(The exercise):
Find each line with "TradingView" and copy it.

##########

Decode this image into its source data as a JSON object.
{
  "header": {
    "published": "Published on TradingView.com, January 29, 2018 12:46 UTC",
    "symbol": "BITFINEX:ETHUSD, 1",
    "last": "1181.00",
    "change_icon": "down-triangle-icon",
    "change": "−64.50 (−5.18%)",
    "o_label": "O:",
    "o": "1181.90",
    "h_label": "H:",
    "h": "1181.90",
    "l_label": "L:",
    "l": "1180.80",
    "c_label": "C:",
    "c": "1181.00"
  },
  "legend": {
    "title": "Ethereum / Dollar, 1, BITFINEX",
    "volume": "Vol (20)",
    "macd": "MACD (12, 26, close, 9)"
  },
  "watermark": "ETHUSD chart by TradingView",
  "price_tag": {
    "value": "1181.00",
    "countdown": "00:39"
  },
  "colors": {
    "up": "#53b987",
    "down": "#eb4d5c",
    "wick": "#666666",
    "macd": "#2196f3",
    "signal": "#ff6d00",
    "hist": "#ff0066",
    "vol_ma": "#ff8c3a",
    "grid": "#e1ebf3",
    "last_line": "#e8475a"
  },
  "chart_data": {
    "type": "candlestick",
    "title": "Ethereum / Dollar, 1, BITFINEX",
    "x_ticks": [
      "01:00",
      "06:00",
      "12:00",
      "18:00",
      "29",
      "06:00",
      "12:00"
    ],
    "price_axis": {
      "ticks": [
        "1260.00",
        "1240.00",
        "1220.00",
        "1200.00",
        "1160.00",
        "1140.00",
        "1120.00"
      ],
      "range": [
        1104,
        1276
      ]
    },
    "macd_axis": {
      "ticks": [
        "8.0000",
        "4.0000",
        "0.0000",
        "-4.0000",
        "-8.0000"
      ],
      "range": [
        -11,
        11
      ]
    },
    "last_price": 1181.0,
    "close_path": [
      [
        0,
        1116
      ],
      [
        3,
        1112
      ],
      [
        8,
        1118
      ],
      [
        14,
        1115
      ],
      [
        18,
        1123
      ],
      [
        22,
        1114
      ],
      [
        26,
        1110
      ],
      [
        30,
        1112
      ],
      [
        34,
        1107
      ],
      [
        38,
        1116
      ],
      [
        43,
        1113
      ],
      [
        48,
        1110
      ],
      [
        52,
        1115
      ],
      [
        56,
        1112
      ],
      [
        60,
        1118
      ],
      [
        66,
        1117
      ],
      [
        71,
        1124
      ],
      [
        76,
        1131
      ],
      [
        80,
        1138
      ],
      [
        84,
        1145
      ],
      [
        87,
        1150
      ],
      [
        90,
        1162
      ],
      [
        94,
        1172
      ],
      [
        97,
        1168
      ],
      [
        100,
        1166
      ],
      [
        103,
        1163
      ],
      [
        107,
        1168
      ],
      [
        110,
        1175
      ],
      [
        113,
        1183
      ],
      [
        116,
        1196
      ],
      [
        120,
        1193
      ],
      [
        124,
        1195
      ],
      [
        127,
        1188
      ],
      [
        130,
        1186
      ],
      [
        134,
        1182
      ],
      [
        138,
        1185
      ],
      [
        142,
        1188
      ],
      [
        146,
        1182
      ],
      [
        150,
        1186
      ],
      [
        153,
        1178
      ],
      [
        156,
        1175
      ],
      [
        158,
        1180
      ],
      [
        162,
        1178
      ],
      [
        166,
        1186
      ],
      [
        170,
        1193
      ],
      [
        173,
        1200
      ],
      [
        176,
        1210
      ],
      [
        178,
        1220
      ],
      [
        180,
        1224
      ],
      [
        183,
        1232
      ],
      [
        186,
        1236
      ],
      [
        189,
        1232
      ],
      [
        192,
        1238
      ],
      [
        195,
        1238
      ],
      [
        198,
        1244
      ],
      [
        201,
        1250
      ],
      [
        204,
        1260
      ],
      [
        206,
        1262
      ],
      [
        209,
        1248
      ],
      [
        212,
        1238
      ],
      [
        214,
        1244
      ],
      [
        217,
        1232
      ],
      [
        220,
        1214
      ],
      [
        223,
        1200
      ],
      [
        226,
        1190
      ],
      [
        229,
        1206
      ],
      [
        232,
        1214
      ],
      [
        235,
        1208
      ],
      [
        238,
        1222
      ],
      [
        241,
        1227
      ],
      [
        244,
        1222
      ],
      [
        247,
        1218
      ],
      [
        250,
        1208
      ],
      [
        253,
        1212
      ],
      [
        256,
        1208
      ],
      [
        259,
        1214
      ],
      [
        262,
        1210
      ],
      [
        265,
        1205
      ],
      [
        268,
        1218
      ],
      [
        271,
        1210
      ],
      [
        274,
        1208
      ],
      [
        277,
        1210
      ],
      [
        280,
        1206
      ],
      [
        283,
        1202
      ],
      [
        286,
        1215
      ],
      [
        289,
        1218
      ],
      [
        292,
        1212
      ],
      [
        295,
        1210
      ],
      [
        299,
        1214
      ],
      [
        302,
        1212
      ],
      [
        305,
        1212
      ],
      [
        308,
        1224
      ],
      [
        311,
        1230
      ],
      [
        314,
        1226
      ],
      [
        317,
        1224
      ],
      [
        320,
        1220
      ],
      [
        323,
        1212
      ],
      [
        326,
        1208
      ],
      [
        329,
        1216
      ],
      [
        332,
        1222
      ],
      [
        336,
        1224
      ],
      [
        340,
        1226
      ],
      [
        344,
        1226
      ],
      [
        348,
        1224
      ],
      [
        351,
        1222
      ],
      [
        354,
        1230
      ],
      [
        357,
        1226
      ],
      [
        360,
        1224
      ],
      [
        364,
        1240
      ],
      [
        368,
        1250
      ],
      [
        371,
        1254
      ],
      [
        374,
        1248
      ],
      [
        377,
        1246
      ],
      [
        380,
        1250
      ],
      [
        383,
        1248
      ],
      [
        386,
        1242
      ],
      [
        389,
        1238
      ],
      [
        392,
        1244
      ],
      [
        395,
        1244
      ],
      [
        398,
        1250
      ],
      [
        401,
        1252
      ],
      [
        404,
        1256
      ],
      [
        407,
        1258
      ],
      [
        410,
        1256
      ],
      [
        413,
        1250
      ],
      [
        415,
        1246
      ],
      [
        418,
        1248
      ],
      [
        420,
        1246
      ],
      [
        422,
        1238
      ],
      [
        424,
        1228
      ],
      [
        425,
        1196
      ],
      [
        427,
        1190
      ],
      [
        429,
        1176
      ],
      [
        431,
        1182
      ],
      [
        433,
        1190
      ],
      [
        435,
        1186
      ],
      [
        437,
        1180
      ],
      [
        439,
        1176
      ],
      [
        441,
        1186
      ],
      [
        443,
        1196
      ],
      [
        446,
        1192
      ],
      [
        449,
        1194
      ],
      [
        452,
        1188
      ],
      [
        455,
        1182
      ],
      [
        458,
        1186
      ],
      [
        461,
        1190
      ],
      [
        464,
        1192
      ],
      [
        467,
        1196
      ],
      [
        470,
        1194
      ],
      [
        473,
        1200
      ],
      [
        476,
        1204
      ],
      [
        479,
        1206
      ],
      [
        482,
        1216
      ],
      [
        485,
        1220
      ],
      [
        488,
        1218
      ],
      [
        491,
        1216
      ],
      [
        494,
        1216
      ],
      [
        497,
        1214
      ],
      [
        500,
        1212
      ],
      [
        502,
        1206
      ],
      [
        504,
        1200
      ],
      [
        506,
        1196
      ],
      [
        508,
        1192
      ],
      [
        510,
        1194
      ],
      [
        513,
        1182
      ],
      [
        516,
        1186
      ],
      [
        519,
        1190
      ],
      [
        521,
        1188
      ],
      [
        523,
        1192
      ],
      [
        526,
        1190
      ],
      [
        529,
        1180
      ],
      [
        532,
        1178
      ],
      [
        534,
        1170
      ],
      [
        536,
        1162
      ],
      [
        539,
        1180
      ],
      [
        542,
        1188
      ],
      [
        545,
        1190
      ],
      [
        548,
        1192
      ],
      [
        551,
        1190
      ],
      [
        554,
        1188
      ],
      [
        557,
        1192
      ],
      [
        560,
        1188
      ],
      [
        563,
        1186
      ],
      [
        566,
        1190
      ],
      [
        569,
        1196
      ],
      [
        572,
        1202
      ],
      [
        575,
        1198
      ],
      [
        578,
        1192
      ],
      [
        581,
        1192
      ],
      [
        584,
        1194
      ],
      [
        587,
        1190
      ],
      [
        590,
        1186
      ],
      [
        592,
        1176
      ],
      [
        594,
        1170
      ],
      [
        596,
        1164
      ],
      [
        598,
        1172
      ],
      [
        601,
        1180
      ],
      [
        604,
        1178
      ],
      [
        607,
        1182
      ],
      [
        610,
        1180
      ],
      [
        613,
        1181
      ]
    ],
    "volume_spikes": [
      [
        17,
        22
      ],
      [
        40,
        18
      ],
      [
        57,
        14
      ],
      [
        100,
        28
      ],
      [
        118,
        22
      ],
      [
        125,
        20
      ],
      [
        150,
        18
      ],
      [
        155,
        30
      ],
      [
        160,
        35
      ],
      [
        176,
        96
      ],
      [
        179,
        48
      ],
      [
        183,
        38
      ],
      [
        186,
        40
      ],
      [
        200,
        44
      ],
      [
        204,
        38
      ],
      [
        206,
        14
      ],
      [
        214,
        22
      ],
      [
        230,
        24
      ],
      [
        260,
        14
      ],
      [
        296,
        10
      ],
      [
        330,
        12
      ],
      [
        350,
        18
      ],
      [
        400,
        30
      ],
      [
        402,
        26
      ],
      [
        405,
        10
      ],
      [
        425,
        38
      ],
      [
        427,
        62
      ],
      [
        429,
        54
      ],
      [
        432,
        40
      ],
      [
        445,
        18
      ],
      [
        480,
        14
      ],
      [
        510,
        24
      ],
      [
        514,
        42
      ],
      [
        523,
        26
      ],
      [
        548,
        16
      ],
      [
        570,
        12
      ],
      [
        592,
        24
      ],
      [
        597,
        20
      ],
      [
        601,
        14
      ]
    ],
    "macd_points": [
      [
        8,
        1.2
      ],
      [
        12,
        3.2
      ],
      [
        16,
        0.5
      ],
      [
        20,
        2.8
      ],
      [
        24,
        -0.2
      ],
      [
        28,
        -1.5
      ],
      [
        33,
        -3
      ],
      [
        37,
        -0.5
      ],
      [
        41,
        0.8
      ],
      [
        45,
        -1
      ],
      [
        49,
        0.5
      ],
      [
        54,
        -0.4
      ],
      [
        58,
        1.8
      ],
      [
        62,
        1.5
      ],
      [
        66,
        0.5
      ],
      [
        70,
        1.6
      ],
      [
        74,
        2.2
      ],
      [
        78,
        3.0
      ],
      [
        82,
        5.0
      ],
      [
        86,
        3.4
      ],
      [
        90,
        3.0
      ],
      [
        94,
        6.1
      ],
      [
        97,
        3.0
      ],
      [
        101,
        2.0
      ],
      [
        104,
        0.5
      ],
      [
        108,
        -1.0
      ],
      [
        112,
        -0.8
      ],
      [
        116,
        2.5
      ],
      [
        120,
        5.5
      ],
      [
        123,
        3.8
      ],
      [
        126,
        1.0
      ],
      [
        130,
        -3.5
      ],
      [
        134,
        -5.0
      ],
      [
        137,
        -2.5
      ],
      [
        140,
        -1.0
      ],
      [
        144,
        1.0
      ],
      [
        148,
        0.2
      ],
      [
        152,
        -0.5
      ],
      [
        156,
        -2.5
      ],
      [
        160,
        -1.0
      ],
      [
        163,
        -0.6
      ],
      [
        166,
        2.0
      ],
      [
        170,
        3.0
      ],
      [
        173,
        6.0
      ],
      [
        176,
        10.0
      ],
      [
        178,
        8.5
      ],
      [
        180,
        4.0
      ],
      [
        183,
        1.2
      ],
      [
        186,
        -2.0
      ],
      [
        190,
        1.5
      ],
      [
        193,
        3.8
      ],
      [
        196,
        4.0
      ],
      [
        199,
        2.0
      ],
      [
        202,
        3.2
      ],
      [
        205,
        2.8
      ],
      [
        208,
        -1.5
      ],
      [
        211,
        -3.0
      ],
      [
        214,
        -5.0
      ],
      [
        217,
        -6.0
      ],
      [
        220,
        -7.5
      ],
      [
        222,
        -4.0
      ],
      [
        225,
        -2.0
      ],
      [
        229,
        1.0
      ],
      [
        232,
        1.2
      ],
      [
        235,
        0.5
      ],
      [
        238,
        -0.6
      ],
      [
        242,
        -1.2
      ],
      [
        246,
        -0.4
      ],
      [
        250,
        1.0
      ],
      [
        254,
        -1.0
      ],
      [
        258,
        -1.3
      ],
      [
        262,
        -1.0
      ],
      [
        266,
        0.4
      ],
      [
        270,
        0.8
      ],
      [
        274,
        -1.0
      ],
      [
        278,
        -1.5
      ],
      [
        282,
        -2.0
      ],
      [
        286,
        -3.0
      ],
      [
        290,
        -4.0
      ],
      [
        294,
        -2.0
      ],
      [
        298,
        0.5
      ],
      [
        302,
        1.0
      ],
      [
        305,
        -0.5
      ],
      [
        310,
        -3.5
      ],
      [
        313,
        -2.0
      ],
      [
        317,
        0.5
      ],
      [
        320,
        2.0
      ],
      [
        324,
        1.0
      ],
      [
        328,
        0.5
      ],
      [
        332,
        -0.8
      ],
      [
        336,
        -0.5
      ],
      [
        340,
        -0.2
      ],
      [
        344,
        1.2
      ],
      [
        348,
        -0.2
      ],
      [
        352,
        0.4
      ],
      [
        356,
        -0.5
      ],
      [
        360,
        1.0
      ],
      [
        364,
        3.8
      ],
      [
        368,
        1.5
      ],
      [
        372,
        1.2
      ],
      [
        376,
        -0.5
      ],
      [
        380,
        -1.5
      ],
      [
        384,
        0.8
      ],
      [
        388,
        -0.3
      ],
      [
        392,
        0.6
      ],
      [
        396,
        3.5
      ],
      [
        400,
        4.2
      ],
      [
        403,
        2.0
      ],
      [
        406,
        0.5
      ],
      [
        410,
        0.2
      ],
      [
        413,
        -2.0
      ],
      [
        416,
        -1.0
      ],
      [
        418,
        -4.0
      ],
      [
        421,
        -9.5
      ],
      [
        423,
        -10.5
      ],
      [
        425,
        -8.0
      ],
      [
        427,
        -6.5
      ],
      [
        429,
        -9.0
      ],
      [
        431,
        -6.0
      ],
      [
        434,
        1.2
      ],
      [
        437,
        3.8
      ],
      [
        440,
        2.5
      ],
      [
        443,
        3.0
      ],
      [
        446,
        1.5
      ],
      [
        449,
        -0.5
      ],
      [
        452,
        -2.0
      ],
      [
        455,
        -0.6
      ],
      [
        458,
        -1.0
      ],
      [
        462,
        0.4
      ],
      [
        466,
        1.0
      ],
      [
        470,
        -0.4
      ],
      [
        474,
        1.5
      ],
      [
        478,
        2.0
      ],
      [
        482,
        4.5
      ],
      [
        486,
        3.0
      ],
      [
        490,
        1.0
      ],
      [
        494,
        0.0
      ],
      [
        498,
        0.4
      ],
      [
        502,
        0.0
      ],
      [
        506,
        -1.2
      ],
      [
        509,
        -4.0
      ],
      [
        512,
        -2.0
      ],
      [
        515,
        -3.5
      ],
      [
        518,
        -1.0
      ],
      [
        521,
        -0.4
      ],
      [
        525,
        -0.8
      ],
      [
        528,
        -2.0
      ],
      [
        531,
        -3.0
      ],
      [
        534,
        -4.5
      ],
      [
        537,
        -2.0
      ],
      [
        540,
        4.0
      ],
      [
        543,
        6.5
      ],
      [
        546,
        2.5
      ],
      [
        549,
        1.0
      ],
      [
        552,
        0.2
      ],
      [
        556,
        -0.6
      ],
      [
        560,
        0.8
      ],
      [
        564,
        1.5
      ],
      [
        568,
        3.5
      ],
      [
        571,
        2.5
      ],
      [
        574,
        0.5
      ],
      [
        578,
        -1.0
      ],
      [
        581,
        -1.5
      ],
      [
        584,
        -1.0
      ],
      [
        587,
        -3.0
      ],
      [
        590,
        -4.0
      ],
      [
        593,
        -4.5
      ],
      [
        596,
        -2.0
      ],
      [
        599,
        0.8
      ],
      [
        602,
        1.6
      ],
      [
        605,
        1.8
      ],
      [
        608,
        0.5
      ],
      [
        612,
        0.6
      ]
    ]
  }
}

##########

(Answer for the task):
    "published": "Published on TradingView.com, January 29, 2018 12:46 UTC",
  "watermark": "ETHUSD chart by TradingView",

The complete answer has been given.